WRITTEN PROBLEM:
Return every line from the material below that contains the string "potentiostat". Case counts, so match capitals and lowercase exactly.

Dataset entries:
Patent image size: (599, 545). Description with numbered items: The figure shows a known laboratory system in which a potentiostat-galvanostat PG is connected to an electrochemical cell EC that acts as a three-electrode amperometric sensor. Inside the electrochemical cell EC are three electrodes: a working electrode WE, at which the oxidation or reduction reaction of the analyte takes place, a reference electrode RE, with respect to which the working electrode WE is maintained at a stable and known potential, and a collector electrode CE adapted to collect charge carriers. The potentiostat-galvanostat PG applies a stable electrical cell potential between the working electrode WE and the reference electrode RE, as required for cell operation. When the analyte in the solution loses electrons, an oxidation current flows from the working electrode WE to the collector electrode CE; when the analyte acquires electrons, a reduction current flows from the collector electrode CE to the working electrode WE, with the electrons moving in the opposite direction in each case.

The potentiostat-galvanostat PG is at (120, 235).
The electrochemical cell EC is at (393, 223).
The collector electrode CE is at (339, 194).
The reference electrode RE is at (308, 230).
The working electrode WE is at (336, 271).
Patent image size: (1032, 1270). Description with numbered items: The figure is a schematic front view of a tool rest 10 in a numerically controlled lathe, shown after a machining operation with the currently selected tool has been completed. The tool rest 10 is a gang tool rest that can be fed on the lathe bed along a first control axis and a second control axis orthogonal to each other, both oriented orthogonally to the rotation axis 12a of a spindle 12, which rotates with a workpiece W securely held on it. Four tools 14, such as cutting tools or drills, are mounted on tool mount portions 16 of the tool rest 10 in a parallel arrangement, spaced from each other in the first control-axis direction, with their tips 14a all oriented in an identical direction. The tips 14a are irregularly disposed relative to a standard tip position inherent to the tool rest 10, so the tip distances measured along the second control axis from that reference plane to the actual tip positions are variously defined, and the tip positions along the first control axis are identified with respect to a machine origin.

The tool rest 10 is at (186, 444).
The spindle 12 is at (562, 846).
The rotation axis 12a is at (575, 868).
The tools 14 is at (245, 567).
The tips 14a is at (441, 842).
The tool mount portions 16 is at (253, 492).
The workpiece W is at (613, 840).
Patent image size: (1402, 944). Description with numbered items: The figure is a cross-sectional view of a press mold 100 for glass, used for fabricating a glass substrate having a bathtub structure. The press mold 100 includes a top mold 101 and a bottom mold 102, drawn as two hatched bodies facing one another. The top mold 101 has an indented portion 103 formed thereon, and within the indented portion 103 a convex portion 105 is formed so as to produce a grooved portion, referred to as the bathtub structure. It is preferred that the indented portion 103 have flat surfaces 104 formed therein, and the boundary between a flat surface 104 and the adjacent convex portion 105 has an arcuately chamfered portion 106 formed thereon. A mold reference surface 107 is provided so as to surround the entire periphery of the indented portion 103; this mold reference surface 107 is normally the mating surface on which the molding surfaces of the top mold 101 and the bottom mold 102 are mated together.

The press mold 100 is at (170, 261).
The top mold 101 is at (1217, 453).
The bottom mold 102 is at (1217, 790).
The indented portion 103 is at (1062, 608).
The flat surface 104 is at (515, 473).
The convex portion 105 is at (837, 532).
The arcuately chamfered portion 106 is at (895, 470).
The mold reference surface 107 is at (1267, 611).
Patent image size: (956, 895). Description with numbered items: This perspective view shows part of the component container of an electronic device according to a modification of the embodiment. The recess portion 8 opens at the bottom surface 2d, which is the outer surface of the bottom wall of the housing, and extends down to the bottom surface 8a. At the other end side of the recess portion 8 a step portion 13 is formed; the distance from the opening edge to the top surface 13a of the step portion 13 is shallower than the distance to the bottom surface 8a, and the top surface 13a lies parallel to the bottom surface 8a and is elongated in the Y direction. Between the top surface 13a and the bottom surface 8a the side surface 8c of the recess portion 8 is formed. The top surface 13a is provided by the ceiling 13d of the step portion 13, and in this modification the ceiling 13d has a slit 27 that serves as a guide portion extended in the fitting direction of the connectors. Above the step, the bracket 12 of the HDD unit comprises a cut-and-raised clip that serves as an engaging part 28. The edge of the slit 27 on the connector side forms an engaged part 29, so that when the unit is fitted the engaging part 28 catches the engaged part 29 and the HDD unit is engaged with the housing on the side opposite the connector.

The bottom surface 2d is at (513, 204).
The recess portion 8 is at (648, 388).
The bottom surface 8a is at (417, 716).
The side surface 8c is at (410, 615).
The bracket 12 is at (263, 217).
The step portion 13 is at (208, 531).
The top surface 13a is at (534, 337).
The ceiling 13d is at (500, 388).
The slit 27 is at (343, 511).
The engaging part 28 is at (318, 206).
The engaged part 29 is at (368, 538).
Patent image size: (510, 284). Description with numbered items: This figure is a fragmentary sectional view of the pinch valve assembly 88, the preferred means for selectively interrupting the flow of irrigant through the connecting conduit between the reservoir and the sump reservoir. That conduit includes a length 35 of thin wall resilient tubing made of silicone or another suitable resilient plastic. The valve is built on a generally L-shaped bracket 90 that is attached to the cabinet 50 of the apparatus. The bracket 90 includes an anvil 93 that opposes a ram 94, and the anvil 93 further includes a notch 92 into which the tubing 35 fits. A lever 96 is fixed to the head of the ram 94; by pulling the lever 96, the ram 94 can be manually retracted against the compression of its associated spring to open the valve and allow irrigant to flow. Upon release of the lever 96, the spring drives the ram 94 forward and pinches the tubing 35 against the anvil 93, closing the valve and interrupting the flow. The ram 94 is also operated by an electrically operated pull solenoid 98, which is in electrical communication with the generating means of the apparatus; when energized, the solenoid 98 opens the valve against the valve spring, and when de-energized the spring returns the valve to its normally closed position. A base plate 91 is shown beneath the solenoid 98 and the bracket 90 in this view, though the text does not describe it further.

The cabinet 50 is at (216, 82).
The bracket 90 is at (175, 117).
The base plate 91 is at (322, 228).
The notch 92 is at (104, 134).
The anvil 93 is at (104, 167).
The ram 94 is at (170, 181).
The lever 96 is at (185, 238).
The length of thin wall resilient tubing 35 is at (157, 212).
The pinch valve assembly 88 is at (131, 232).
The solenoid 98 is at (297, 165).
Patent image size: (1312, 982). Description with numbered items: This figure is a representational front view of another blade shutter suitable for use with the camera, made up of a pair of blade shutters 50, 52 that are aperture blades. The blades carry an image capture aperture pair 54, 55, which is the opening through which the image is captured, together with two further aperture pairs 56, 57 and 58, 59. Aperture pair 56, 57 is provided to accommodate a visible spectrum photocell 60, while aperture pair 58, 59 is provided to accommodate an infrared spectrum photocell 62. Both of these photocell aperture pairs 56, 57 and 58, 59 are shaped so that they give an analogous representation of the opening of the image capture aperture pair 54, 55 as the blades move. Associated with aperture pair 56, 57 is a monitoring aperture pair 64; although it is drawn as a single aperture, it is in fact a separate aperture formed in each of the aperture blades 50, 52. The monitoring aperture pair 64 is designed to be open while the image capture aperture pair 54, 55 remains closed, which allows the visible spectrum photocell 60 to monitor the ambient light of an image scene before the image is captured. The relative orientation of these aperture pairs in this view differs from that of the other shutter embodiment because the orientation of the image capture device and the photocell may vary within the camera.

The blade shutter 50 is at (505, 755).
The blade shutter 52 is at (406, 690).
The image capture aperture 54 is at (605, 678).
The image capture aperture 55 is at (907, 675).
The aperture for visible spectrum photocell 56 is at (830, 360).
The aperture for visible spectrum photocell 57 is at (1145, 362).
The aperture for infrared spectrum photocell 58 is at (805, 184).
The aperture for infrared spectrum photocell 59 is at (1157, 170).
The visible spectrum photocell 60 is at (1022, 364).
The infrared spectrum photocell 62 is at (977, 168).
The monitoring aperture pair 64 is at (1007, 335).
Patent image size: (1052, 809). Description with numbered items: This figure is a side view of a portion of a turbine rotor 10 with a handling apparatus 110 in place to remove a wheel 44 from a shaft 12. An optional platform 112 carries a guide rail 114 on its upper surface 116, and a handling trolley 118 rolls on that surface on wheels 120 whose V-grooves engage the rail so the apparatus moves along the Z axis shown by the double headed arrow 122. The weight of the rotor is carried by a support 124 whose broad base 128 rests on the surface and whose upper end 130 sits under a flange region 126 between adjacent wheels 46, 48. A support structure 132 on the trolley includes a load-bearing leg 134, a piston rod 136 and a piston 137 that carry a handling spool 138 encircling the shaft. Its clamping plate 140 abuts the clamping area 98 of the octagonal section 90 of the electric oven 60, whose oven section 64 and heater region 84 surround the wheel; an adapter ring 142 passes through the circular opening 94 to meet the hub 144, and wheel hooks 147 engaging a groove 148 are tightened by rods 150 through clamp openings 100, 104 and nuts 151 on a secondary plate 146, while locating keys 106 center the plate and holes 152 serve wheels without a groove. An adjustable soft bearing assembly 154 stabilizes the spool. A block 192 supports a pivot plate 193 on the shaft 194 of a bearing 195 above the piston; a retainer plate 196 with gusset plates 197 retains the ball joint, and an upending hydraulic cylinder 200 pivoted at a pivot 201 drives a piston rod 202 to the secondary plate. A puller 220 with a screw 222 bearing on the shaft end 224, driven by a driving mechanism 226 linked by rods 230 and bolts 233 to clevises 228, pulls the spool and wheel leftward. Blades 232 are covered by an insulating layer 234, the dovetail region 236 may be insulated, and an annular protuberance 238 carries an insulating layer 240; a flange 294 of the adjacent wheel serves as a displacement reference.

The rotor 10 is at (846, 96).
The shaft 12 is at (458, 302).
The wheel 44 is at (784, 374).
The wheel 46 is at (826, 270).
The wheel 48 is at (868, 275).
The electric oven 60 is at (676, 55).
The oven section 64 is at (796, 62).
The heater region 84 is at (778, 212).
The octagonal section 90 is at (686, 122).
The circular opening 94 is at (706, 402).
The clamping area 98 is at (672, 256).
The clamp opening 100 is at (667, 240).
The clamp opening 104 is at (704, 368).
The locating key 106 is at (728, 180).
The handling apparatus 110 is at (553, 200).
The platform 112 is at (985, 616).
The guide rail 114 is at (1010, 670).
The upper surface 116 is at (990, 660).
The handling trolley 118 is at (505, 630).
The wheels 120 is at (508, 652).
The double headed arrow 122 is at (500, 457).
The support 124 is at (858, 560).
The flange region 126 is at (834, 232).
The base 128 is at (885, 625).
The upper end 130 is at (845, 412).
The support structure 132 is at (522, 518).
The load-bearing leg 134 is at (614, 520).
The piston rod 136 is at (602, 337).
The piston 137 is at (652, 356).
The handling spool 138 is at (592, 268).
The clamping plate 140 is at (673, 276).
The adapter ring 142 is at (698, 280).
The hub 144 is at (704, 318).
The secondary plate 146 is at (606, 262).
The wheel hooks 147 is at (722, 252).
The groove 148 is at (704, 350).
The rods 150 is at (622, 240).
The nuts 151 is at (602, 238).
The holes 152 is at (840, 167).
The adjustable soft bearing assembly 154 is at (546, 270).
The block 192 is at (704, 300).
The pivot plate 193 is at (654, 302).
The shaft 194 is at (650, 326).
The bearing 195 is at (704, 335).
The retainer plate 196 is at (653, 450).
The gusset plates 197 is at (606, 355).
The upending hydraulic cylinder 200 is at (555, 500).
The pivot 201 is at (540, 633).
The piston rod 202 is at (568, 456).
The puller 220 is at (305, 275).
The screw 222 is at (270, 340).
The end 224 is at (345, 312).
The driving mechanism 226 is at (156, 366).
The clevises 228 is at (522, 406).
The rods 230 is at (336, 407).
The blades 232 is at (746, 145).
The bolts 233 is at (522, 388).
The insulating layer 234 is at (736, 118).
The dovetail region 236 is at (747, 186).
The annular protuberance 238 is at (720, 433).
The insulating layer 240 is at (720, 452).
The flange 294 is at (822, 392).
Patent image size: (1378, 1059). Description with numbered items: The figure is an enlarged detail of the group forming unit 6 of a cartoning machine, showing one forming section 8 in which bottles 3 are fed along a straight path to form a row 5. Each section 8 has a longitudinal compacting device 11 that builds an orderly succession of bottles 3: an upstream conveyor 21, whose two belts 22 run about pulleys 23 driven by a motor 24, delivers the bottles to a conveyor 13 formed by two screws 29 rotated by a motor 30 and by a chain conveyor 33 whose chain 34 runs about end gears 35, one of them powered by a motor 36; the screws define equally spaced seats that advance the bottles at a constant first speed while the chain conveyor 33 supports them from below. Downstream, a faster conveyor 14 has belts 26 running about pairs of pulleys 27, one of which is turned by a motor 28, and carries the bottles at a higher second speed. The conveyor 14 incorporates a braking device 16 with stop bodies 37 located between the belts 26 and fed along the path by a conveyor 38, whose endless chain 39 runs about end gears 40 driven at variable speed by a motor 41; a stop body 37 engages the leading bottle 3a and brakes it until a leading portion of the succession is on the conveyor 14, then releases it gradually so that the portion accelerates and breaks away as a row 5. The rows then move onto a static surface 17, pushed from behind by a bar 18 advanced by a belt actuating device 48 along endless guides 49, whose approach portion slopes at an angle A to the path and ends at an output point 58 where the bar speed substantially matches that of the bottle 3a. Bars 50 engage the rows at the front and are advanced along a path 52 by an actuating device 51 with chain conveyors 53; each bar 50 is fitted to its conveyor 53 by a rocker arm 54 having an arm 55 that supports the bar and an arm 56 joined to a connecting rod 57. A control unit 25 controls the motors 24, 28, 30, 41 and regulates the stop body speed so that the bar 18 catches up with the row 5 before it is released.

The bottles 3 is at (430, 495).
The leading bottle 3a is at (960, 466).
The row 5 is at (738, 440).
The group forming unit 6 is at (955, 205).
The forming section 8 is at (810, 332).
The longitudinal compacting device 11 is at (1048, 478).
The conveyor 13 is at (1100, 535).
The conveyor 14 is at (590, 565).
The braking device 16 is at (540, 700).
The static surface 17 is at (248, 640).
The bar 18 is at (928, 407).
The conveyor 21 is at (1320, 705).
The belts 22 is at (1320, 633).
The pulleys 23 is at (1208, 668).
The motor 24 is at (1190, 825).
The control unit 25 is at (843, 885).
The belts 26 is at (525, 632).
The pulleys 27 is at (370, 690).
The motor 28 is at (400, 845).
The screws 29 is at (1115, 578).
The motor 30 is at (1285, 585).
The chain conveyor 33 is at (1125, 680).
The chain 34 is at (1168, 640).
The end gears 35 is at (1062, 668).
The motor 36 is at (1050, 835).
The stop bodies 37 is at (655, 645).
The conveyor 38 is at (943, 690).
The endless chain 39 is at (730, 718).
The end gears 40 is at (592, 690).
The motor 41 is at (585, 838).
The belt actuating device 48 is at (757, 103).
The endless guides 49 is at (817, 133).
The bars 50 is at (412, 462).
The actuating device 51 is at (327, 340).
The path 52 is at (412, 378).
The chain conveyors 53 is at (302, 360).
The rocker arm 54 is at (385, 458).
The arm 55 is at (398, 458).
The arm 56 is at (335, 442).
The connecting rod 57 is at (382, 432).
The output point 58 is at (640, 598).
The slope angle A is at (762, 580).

EXERCISE ANSWER:
Patent image size: (599, 545). Description with numbered items: The figure shows a known laboratory system in which a potentiostat-galvanostat PG is connected to an electrochemical cell EC that acts as a three-electrode amperometric sensor. Inside the electrochemical cell EC are three electrodes: a working electrode WE, at which the oxidation or reduction reaction of the analyte takes place, a reference electrode RE, with respect to which the working electrode WE is maintained at a stable and known potential, and a collector electrode CE adapted to collect charge carriers. The potentiostat-galvanostat PG applies a stable electrical cell potential between the working electrode WE and the reference electrode RE, as required for cell operation. When the analyte in the solution loses electrons, an oxidation current flows from the working electrode WE to the collector electrode CE; when the analyte acquires electrons, a reduction current flows from the collector electrode CE to the working electrode WE, with the electrons moving in the opposite direction in each case.
The potentiostat-galvanostat PG is at (120, 235).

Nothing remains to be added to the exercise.